In the data, extract each line that holds the string "camera".

[Start Supplied data]

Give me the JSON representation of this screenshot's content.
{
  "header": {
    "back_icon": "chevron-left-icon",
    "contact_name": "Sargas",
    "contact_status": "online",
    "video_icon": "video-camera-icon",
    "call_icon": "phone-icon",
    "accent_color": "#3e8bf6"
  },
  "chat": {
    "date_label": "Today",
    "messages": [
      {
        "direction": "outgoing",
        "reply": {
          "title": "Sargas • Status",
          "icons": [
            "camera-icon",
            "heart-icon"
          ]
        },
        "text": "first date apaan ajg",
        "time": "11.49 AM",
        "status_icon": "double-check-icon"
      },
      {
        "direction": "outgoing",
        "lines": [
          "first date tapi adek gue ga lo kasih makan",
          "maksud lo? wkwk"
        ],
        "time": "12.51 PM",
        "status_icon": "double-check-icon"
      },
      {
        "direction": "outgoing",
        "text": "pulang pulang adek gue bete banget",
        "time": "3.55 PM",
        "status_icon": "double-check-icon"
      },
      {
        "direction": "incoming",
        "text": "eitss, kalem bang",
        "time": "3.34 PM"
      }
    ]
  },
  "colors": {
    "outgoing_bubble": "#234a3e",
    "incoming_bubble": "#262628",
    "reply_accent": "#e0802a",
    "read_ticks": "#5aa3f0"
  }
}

[End Supplied data]

■ Answer to this problem ■
    "video_icon": "video-camera-icon",
            "camera-icon",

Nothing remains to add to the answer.